#### INPUT DATA ####

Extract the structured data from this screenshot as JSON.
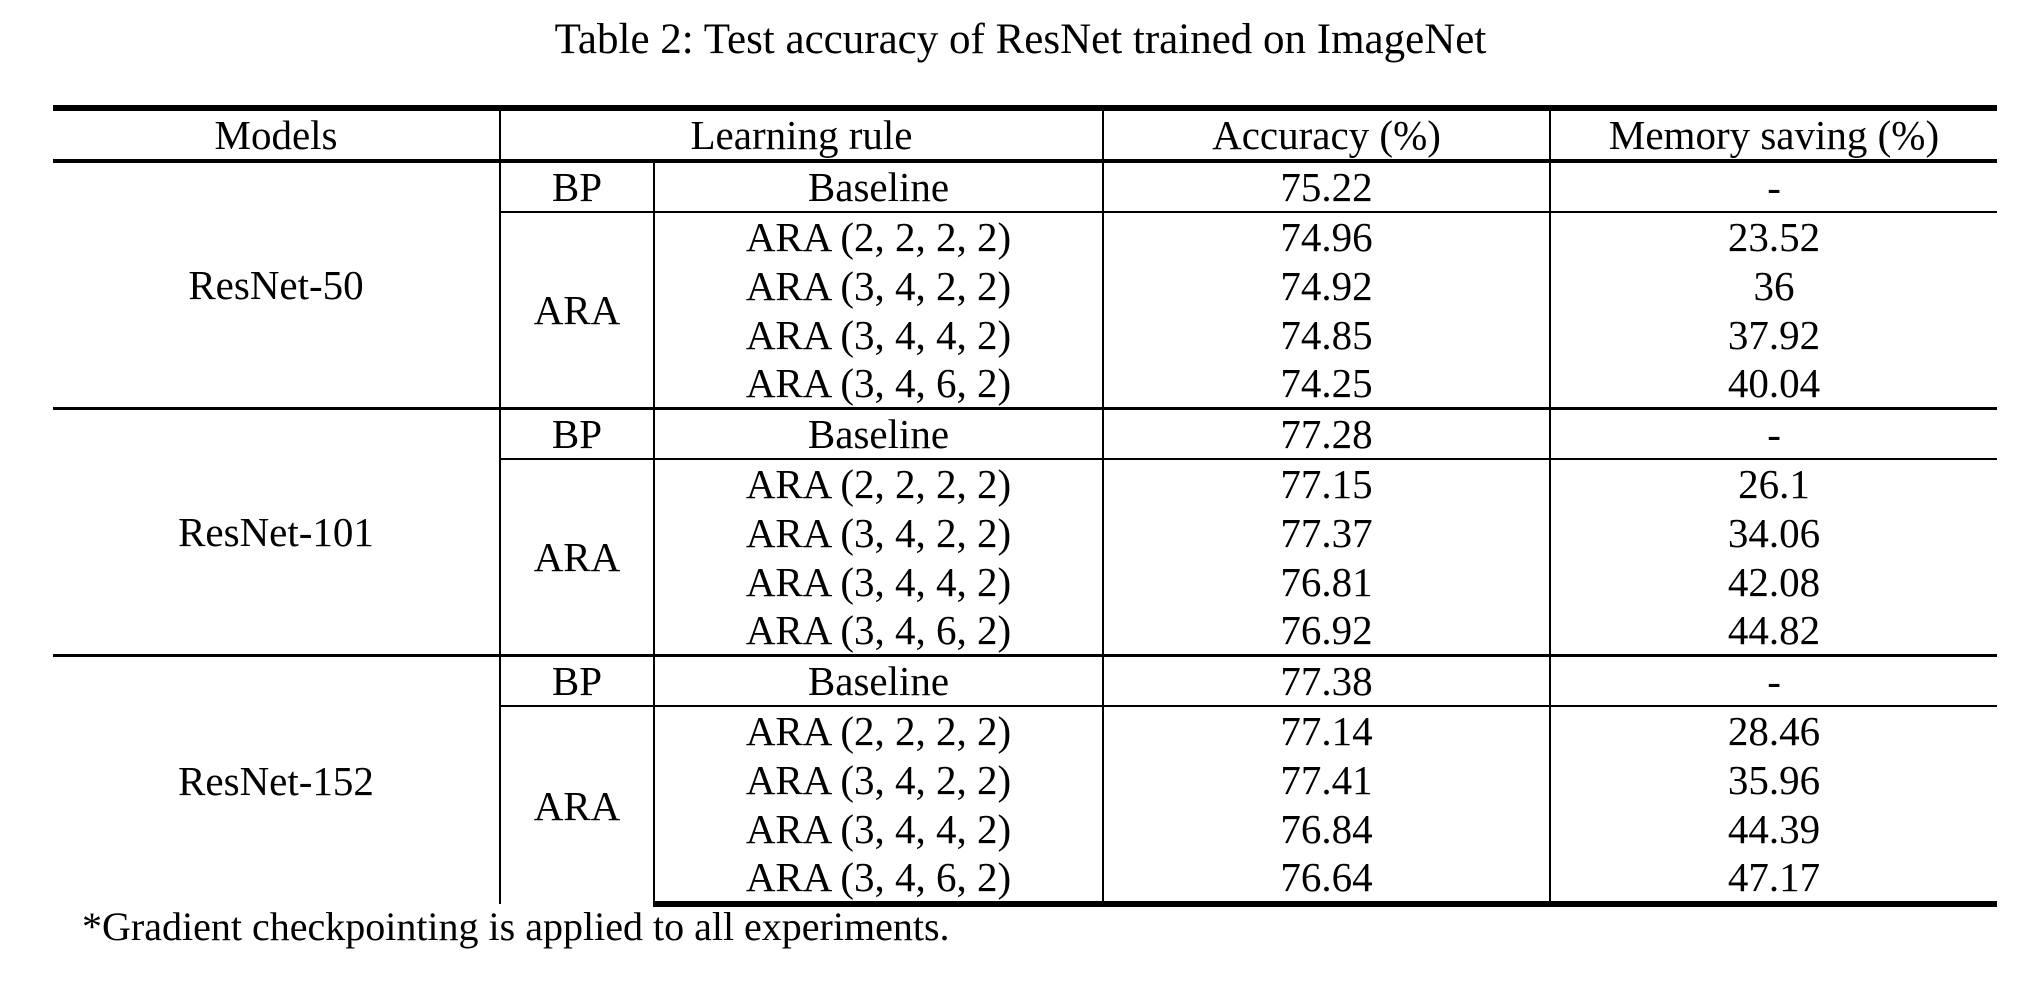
{
  "caption": "Table 2: Test accuracy of ResNet trained on ImageNet",
  "header": {
    "models": "Models",
    "learning_rule": "Learning rule",
    "accuracy": "Accuracy (%)",
    "memory_saving": "Memory saving (%)"
  },
  "groups": [
    {
      "model": "ResNet-50",
      "bp": {
        "rule": "BP",
        "variant": "Baseline",
        "accuracy": "75.22",
        "memory": "-"
      },
      "ara_rule": "ARA",
      "ara": [
        {
          "variant": "ARA (2, 2, 2, 2)",
          "accuracy": "74.96",
          "memory": "23.52"
        },
        {
          "variant": "ARA (3, 4, 2, 2)",
          "accuracy": "74.92",
          "memory": "36"
        },
        {
          "variant": "ARA (3, 4, 4, 2)",
          "accuracy": "74.85",
          "memory": "37.92"
        },
        {
          "variant": "ARA (3, 4, 6, 2)",
          "accuracy": "74.25",
          "memory": "40.04"
        }
      ]
    },
    {
      "model": "ResNet-101",
      "bp": {
        "rule": "BP",
        "variant": "Baseline",
        "accuracy": "77.28",
        "memory": "-"
      },
      "ara_rule": "ARA",
      "ara": [
        {
          "variant": "ARA (2, 2, 2, 2)",
          "accuracy": "77.15",
          "memory": "26.1"
        },
        {
          "variant": "ARA (3, 4, 2, 2)",
          "accuracy": "77.37",
          "memory": "34.06"
        },
        {
          "variant": "ARA (3, 4, 4, 2)",
          "accuracy": "76.81",
          "memory": "42.08"
        },
        {
          "variant": "ARA (3, 4, 6, 2)",
          "accuracy": "76.92",
          "memory": "44.82"
        }
      ]
    },
    {
      "model": "ResNet-152",
      "bp": {
        "rule": "BP",
        "variant": "Baseline",
        "accuracy": "77.38",
        "memory": "-"
      },
      "ara_rule": "ARA",
      "ara": [
        {
          "variant": "ARA (2, 2, 2, 2)",
          "accuracy": "77.14",
          "memory": "28.46"
        },
        {
          "variant": "ARA (3, 4, 2, 2)",
          "accuracy": "77.41",
          "memory": "35.96"
        },
        {
          "variant": "ARA (3, 4, 4, 2)",
          "accuracy": "76.84",
          "memory": "44.39"
        },
        {
          "variant": "ARA (3, 4, 6, 2)",
          "accuracy": "76.64",
          "memory": "47.17"
        }
      ]
    }
  ],
  "footnote": "*Gradient checkpointing is applied to all experiments."
}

####

*PROBLEM REQUIREMENTS*: Among the records above, how many lines carry the string "ResNet"? Reply with the number alone.

*WRITTEN ANSWER*: 4